◆ **What is needed**
Would you transcribe the whole listing exactly, minus its pictures?
=== Provided records ===
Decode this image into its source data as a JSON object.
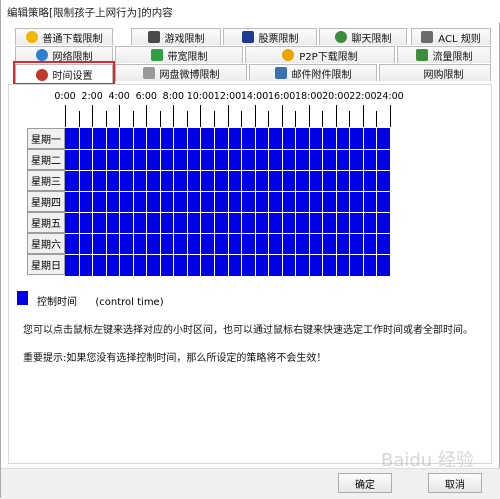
{
  "window": {
    "title": "编辑策略[限制孩子上网行为]的内容"
  },
  "tabs": {
    "row1": [
      {
        "label": "普通下载限制",
        "icon": "download-icon",
        "color": "#f2b705"
      },
      {
        "label": "游戏限制",
        "icon": "game-icon",
        "color": "#4a4a4a"
      },
      {
        "label": "股票限制",
        "icon": "stock-icon",
        "color": "#1f3a93"
      },
      {
        "label": "聊天限制",
        "icon": "chat-icon",
        "color": "#3d8b3d"
      },
      {
        "label": "ACL 规则",
        "icon": "acl-icon",
        "color": "#6b6b6b"
      }
    ],
    "row2": [
      {
        "label": "网络限制",
        "icon": "network-icon",
        "color": "#2f7fd1"
      },
      {
        "label": "带宽限制",
        "icon": "bandwidth-icon",
        "color": "#2f9e44"
      },
      {
        "label": "P2P下载限制",
        "icon": "p2p-icon",
        "color": "#e9a400"
      },
      {
        "label": "流量限制",
        "icon": "traffic-icon",
        "color": "#3b8e3b"
      }
    ],
    "row3": [
      {
        "label": "时间设置",
        "icon": "clock-icon",
        "color": "#c0392b"
      },
      {
        "label": "网盘微博限制",
        "icon": "cloud-icon",
        "color": "#9a9a9a"
      },
      {
        "label": "邮件附件限制",
        "icon": "mail-icon",
        "color": "#3a6fb0"
      },
      {
        "label": "网购限制",
        "icon": "shopping-icon",
        "color": "#888888"
      }
    ]
  },
  "schedule": {
    "hour_labels": [
      "0:00",
      "2:00",
      "4:00",
      "6:00",
      "8:00",
      "10:00",
      "12:00",
      "14:00",
      "16:00",
      "18:00",
      "20:00",
      "22:00",
      "24:00"
    ],
    "days": [
      "星期一",
      "星期二",
      "星期三",
      "星期四",
      "星期五",
      "星期六",
      "星期日"
    ],
    "hours_per_day": 24,
    "selected_color": "#0000e6",
    "all_selected": true
  },
  "legend": {
    "label": "控制时间",
    "english": "(control time)",
    "color": "#0000e6"
  },
  "info_text": "您可以点击鼠标左键来选择对应的小时区间，也可以通过鼠标右键来快速选定工作时间或者全部时间。",
  "warning_text": "重要提示:如果您没有选择控制时间，那么所设定的策略将不会生效！",
  "buttons": {
    "ok": "确定",
    "cancel": "取消"
  },
  "watermark": "Baidu 经验"
}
===
◆ **Written answer**
Decode this image into its source data as a JSON object.
{
  "window": {
    "title": "编辑策略[限制孩子上网行为]的内容"
  },
  "tabs": {
    "row1": [
      {
        "label": "普通下载限制",
        "icon": "download-icon",
        "color": "#f2b705"
      },
      {
        "label": "游戏限制",
        "icon": "game-icon",
        "color": "#4a4a4a"
      },
      {
        "label": "股票限制",
        "icon": "stock-icon",
        "color": "#1f3a93"
      },
      {
        "label": "聊天限制",
        "icon": "chat-icon",
        "color": "#3d8b3d"
      },
      {
        "label": "ACL 规则",
        "icon": "acl-icon",
        "color": "#6b6b6b"
      }
    ],
    "row2": [
      {
        "label": "网络限制",
        "icon": "network-icon",
        "color": "#2f7fd1"
      },
      {
        "label": "带宽限制",
        "icon": "bandwidth-icon",
        "color": "#2f9e44"
      },
      {
        "label": "P2P下载限制",
        "icon": "p2p-icon",
        "color": "#e9a400"
      },
      {
        "label": "流量限制",
        "icon": "traffic-icon",
        "color": "#3b8e3b"
      }
    ],
    "row3": [
      {
        "label": "时间设置",
        "icon": "clock-icon",
        "color": "#c0392b"
      },
      {
        "label": "网盘微博限制",
        "icon": "cloud-icon",
        "color": "#9a9a9a"
      },
      {
        "label": "邮件附件限制",
        "icon": "mail-icon",
        "color": "#3a6fb0"
      },
      {
        "label": "网购限制",
        "icon": "shopping-icon",
        "color": "#888888"
      }
    ]
  },
  "schedule": {
    "hour_labels": [
      "0:00",
      "2:00",
      "4:00",
      "6:00",
      "8:00",
      "10:00",
      "12:00",
      "14:00",
      "16:00",
      "18:00",
      "20:00",
      "22:00",
      "24:00"
    ],
    "days": [
      "星期一",
      "星期二",
      "星期三",
      "星期四",
      "星期五",
      "星期六",
      "星期日"
    ],
    "hours_per_day": 24,
    "selected_color": "#0000e6",
    "all_selected": true
  },
  "legend": {
    "label": "控制时间",
    "english": "(control time)",
    "color": "#0000e6"
  },
  "info_text": "您可以点击鼠标左键来选择对应的小时区间，也可以通过鼠标右键来快速选定工作时间或者全部时间。",
  "warning_text": "重要提示:如果您没有选择控制时间，那么所设定的策略将不会生效！",
  "buttons": {
    "ok": "确定",
    "cancel": "取消"
  },
  "watermark": "Baidu 经验"
}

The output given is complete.